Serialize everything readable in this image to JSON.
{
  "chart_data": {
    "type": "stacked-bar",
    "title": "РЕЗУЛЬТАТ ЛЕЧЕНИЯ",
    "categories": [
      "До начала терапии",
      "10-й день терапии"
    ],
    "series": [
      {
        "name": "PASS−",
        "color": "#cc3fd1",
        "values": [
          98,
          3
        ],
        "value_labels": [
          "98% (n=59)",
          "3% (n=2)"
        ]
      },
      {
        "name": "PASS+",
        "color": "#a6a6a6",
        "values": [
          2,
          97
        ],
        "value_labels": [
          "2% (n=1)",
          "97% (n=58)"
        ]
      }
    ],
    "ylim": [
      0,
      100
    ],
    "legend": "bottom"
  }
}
.....
▸ Requirements
Retype the listing above in full, with no alterations.

▸ Completed task
Serialize everything readable in this image to JSON.
{
  "chart_data": {
    "type": "stacked-bar",
    "title": "РЕЗУЛЬТАТ ЛЕЧЕНИЯ",
    "categories": [
      "До начала терапии",
      "10-й день терапии"
    ],
    "series": [
      {
        "name": "PASS−",
        "color": "#cc3fd1",
        "values": [
          98,
          3
        ],
        "value_labels": [
          "98% (n=59)",
          "3% (n=2)"
        ]
      },
      {
        "name": "PASS+",
        "color": "#a6a6a6",
        "values": [
          2,
          97
        ],
        "value_labels": [
          "2% (n=1)",
          "97% (n=58)"
        ]
      }
    ],
    "ylim": [
      0,
      100
    ],
    "legend": "bottom"
  }
}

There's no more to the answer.